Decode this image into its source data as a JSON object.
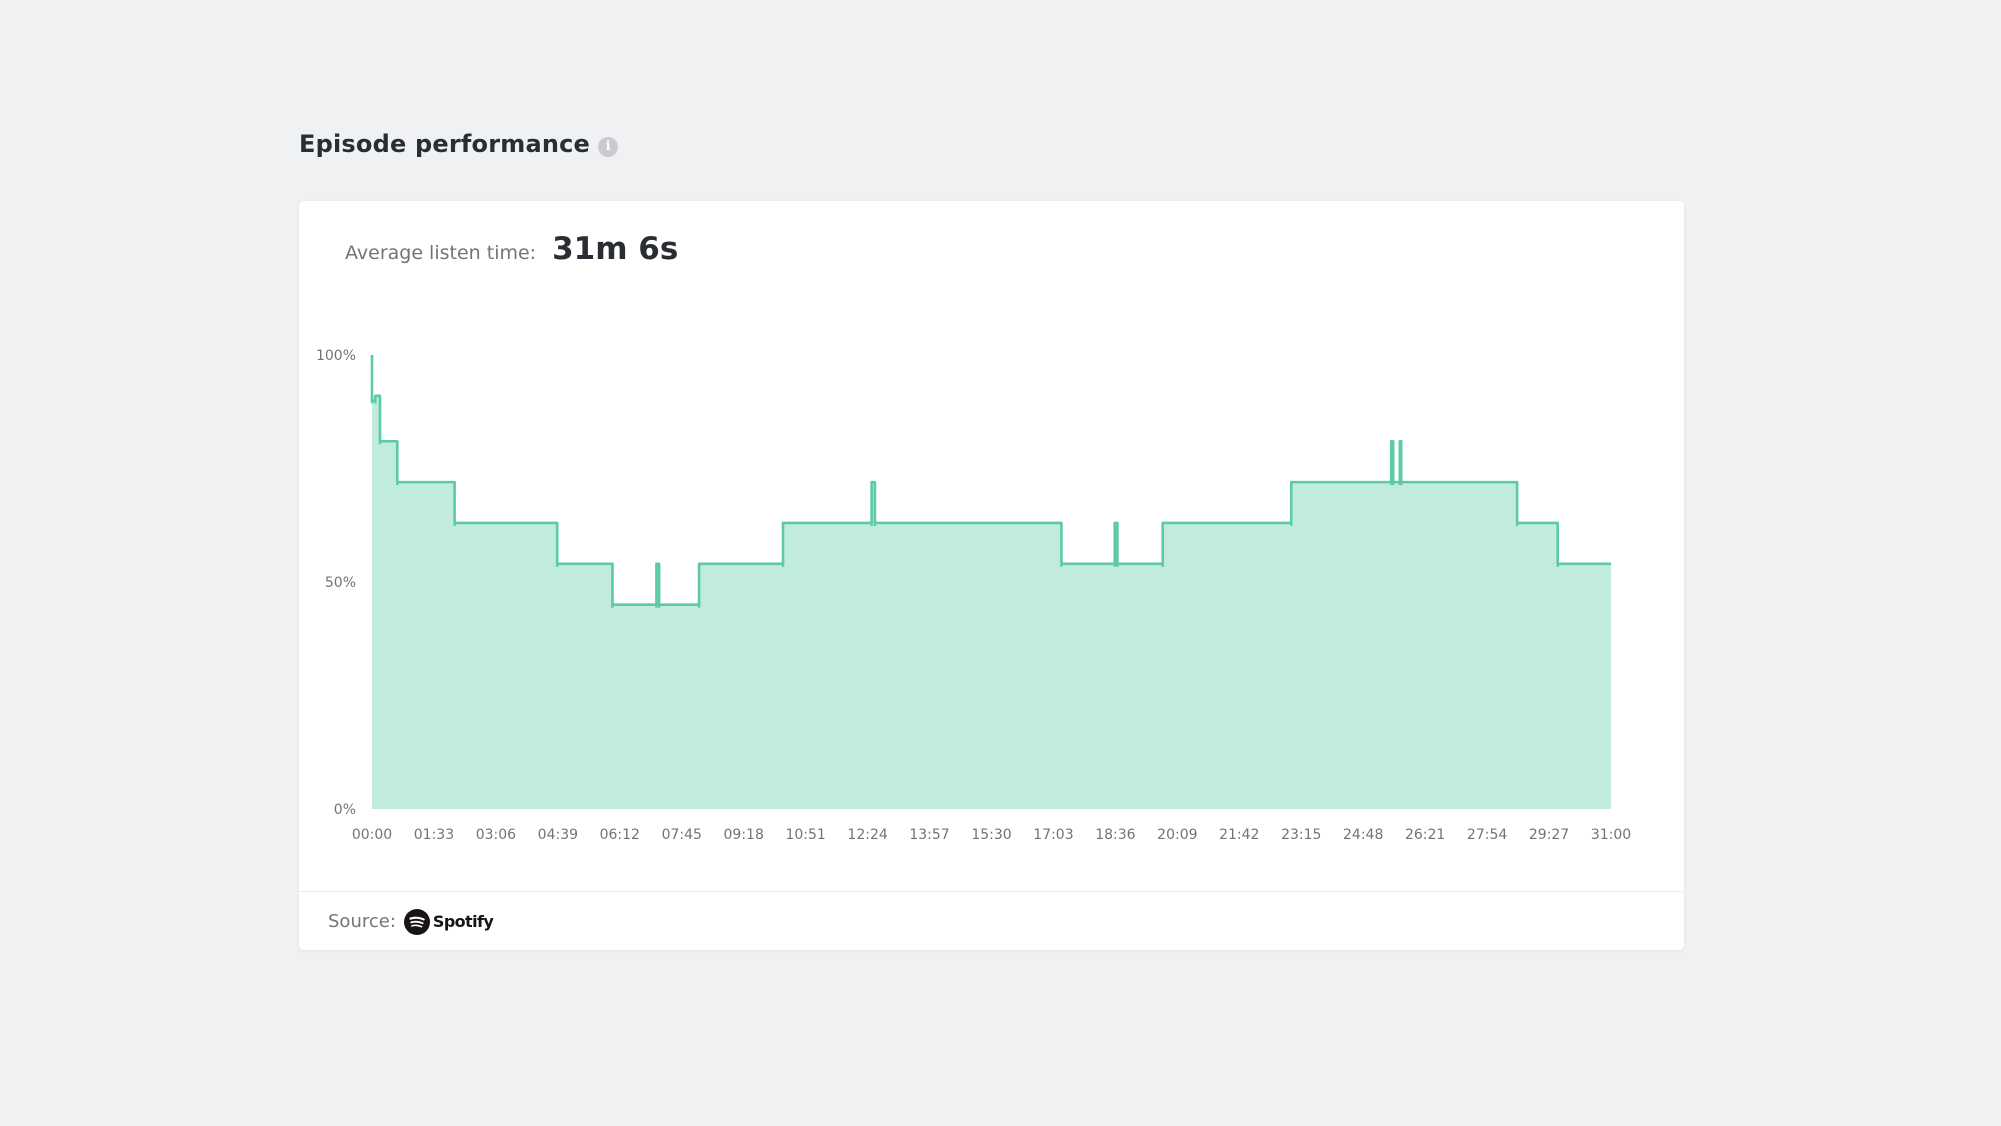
{
  "header": {
    "title": "Episode performance",
    "info_icon": "info-icon",
    "info_glyph": "i"
  },
  "summary": {
    "label": "Average listen time:",
    "value": "31m 6s"
  },
  "footer": {
    "source_label": "Source:",
    "source_name": "Spotify",
    "source_icon": "spotify-icon"
  },
  "colors": {
    "line": "#5ccaa6",
    "fill": "#c2ebe0",
    "background": "#f0f1f2",
    "card": "#ffffff"
  },
  "chart_data": {
    "type": "area",
    "title": "",
    "xlabel": "",
    "ylabel": "",
    "ylim": [
      0,
      100
    ],
    "xlim": [
      0,
      1860
    ],
    "y_ticks": [
      "0%",
      "50%",
      "100%"
    ],
    "y_tick_values": [
      0,
      50,
      100
    ],
    "x_ticks": [
      "00:00",
      "01:33",
      "03:06",
      "04:39",
      "06:12",
      "07:45",
      "09:18",
      "10:51",
      "12:24",
      "13:57",
      "15:30",
      "17:03",
      "18:36",
      "20:09",
      "21:42",
      "23:15",
      "24:48",
      "26:21",
      "27:54",
      "29:27",
      "31:00"
    ],
    "x_unit": "seconds",
    "grid": false,
    "legend": "none",
    "series": [
      {
        "x": [
          0,
          0,
          5,
          5,
          12,
          12,
          16,
          16,
          38,
          38,
          124,
          124,
          278,
          278,
          361,
          361,
          427,
          427,
          431,
          431,
          440,
          440,
          491,
          491,
          617,
          617,
          750,
          750,
          755,
          755,
          1035,
          1035,
          1115,
          1115,
          1119,
          1119,
          1187,
          1187,
          1380,
          1380,
          1530,
          1530,
          1533,
          1533,
          1543,
          1543,
          1545,
          1545,
          1719,
          1719,
          1780,
          1780,
          1860
        ],
        "y": [
          100,
          90,
          90,
          91,
          91,
          81,
          81,
          81,
          81,
          72,
          72,
          63,
          63,
          54,
          54,
          45,
          45,
          54,
          54,
          45,
          45,
          45,
          45,
          54,
          54,
          63,
          63,
          72,
          72,
          63,
          63,
          54,
          54,
          63,
          63,
          54,
          54,
          63,
          63,
          72,
          72,
          81,
          81,
          72,
          72,
          81,
          81,
          72,
          72,
          63,
          63,
          54,
          54
        ]
      }
    ]
  }
}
· · · · ·
Given exercise: All of the material above needs to be restated exactly, with no pictures.

Exercise answer:
Decode this image into its source data as a JSON object.
{
  "header": {
    "title": "Episode performance",
    "info_icon": "info-icon",
    "info_glyph": "i"
  },
  "summary": {
    "label": "Average listen time:",
    "value": "31m 6s"
  },
  "footer": {
    "source_label": "Source:",
    "source_name": "Spotify",
    "source_icon": "spotify-icon"
  },
  "colors": {
    "line": "#5ccaa6",
    "fill": "#c2ebe0",
    "background": "#f0f1f2",
    "card": "#ffffff"
  },
  "chart_data": {
    "type": "area",
    "title": "",
    "xlabel": "",
    "ylabel": "",
    "ylim": [
      0,
      100
    ],
    "xlim": [
      0,
      1860
    ],
    "y_ticks": [
      "0%",
      "50%",
      "100%"
    ],
    "y_tick_values": [
      0,
      50,
      100
    ],
    "x_ticks": [
      "00:00",
      "01:33",
      "03:06",
      "04:39",
      "06:12",
      "07:45",
      "09:18",
      "10:51",
      "12:24",
      "13:57",
      "15:30",
      "17:03",
      "18:36",
      "20:09",
      "21:42",
      "23:15",
      "24:48",
      "26:21",
      "27:54",
      "29:27",
      "31:00"
    ],
    "x_unit": "seconds",
    "grid": false,
    "legend": "none",
    "series": [
      {
        "x": [
          0,
          0,
          5,
          5,
          12,
          12,
          16,
          16,
          38,
          38,
          124,
          124,
          278,
          278,
          361,
          361,
          427,
          427,
          431,
          431,
          440,
          440,
          491,
          491,
          617,
          617,
          750,
          750,
          755,
          755,
          1035,
          1035,
          1115,
          1115,
          1119,
          1119,
          1187,
          1187,
          1380,
          1380,
          1530,
          1530,
          1533,
          1533,
          1543,
          1543,
          1545,
          1545,
          1719,
          1719,
          1780,
          1780,
          1860
        ],
        "y": [
          100,
          90,
          90,
          91,
          91,
          81,
          81,
          81,
          81,
          72,
          72,
          63,
          63,
          54,
          54,
          45,
          45,
          54,
          54,
          45,
          45,
          45,
          45,
          54,
          54,
          63,
          63,
          72,
          72,
          63,
          63,
          54,
          54,
          63,
          63,
          54,
          54,
          63,
          63,
          72,
          72,
          81,
          81,
          72,
          72,
          81,
          81,
          72,
          72,
          63,
          63,
          54,
          54
        ]
      }
    ]
  }
}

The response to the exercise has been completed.